Find and return each line containing "amor".

■ **SOURCE DATA**
+ + + + + + +

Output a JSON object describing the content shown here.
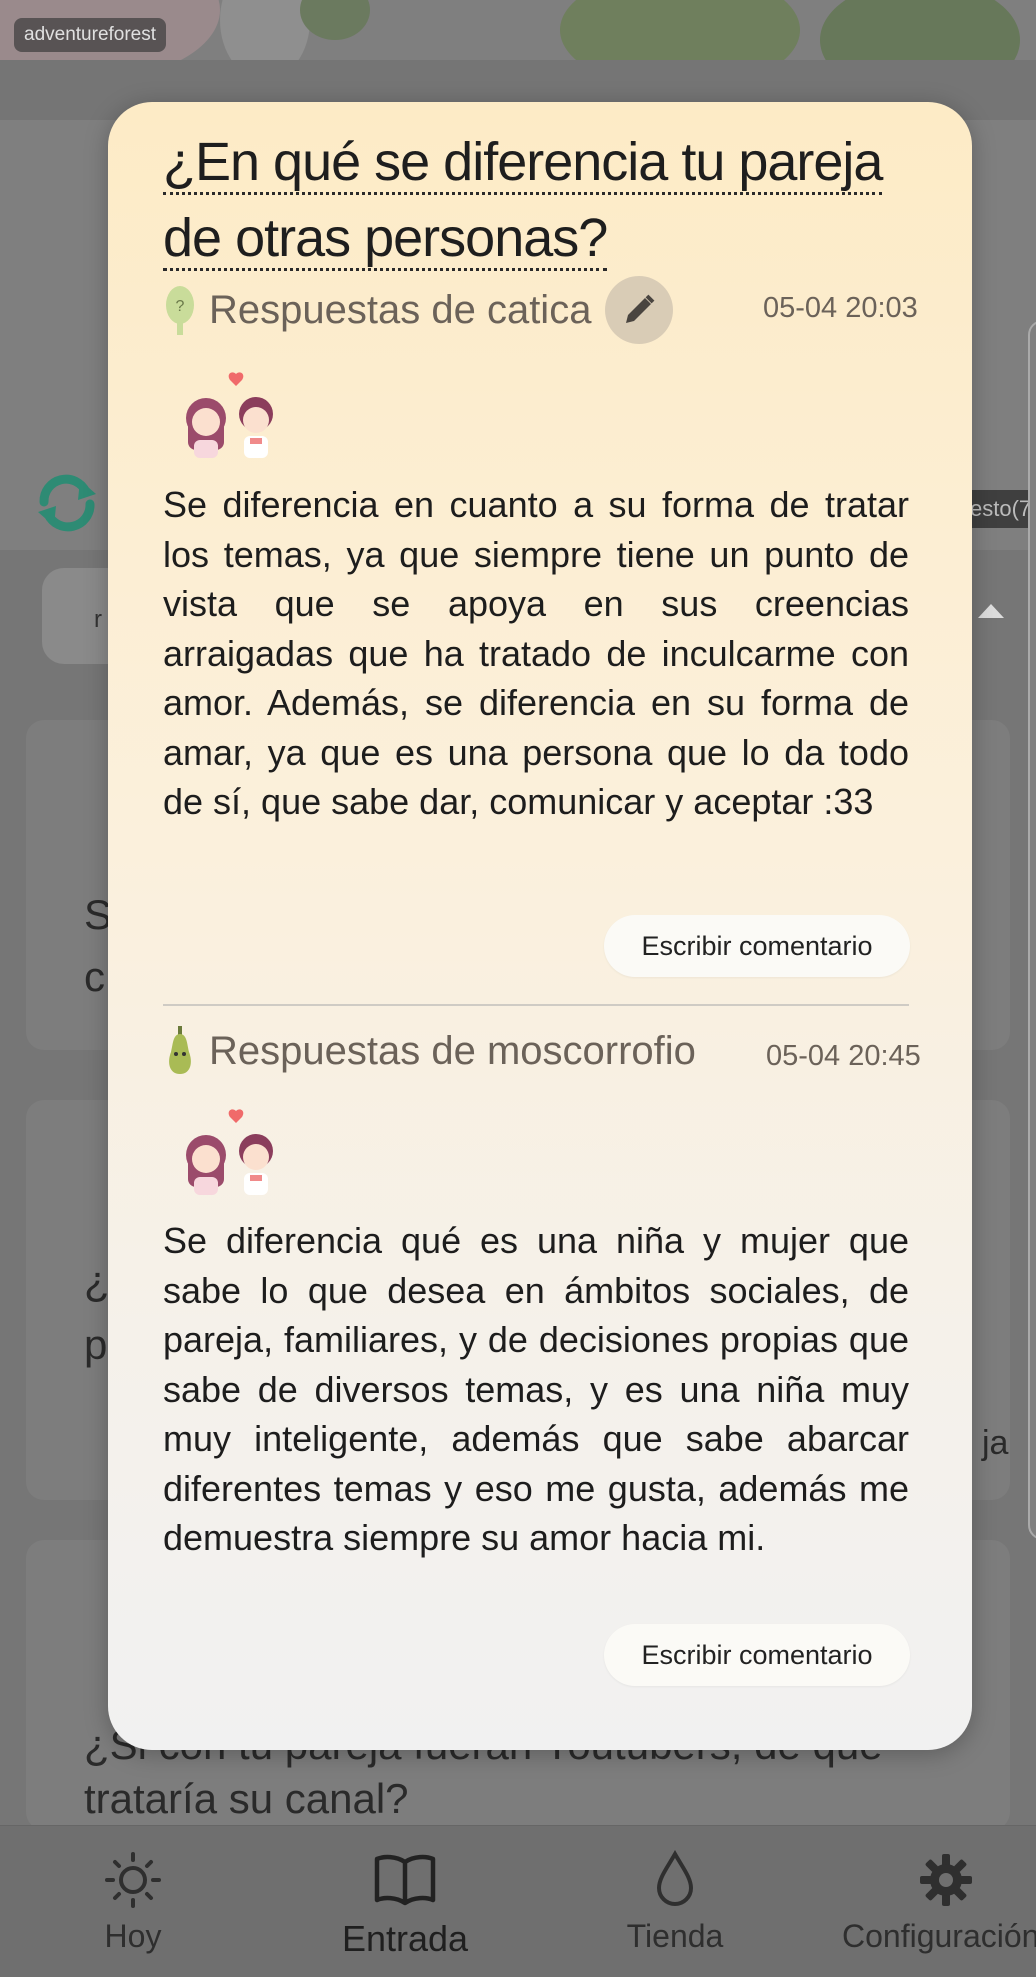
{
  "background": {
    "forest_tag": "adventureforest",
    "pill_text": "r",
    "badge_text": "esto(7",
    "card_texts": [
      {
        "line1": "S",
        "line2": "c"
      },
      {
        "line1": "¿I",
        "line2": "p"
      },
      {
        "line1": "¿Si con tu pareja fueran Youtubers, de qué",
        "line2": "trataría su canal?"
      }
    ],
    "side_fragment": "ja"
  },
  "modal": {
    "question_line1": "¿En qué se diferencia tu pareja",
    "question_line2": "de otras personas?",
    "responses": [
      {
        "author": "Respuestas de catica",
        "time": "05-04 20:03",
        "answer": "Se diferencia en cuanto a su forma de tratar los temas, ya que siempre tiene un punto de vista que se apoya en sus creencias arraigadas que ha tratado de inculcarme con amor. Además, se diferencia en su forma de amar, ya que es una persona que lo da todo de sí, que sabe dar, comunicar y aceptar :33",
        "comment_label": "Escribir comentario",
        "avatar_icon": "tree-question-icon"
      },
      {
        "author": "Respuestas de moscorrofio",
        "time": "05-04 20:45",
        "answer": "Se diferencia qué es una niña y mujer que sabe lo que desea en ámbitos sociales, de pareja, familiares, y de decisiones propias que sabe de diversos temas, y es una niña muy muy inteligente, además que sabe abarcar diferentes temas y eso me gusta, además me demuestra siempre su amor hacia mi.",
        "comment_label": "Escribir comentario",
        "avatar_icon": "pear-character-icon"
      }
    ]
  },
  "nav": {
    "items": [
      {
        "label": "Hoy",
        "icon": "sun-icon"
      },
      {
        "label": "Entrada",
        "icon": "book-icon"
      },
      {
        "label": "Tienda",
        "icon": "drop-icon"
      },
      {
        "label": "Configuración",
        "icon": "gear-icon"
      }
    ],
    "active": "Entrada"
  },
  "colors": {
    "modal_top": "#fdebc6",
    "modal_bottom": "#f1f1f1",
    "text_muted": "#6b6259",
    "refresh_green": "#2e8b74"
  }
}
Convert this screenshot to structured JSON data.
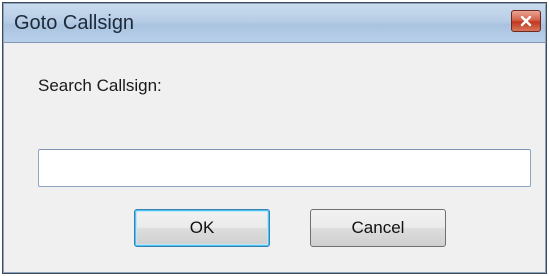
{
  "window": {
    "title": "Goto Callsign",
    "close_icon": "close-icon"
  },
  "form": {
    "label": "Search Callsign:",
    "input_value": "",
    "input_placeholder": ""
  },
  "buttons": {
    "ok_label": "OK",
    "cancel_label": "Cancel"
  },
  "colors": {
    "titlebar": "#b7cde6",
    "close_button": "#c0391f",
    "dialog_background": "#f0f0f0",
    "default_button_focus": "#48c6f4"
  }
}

+ + + + + + +

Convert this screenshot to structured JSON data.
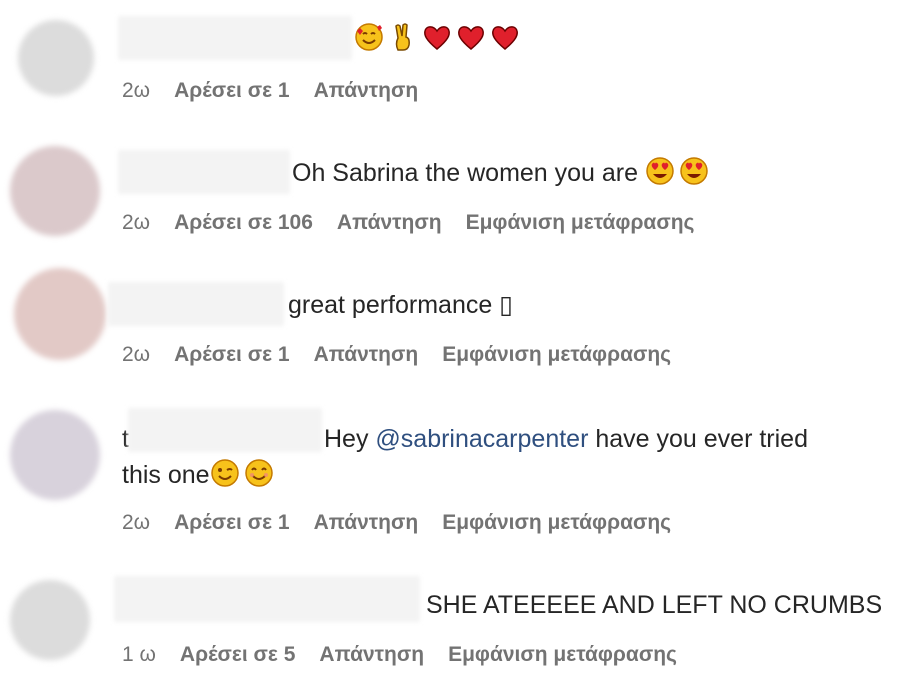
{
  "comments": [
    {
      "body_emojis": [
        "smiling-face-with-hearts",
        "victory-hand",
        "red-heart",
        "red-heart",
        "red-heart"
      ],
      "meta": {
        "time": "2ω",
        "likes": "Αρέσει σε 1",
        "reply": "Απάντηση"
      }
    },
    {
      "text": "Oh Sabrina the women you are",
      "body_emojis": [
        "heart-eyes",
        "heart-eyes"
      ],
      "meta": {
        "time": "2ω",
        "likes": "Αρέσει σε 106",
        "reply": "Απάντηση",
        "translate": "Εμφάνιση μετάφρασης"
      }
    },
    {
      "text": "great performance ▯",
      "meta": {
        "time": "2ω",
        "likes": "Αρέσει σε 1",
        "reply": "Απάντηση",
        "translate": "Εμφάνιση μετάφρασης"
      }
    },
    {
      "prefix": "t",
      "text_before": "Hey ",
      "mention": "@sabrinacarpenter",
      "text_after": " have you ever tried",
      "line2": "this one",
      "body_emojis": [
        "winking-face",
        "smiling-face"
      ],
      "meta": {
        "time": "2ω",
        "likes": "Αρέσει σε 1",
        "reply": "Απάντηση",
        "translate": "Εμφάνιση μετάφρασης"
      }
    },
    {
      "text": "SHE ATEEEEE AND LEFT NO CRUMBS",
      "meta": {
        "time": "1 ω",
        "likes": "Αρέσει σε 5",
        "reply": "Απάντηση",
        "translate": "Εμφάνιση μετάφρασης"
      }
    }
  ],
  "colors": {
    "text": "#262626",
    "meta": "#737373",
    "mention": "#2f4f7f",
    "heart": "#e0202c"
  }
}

+ + + + + + +

■ **RESULT OF THE EXERCISE**
        "answer": "Se diferencia en cuanto a su forma de tratar los temas, ya que siempre tiene un punto de vista que se apoya en sus creencias arraigadas que ha tratado de inculcarme con amor. Además, se diferencia en su forma de amar, ya que es una persona que lo da todo de sí, que sabe dar, comunicar y aceptar :33",
        "answer": "Se diferencia qué es una niña y mujer que sabe lo que desea en ámbitos sociales, de pareja, familiares, y de decisiones propias que sabe de diversos temas, y es una niña muy muy inteligente, además que sabe abarcar diferentes temas y eso me gusta, además me demuestra siempre su amor hacia mi.",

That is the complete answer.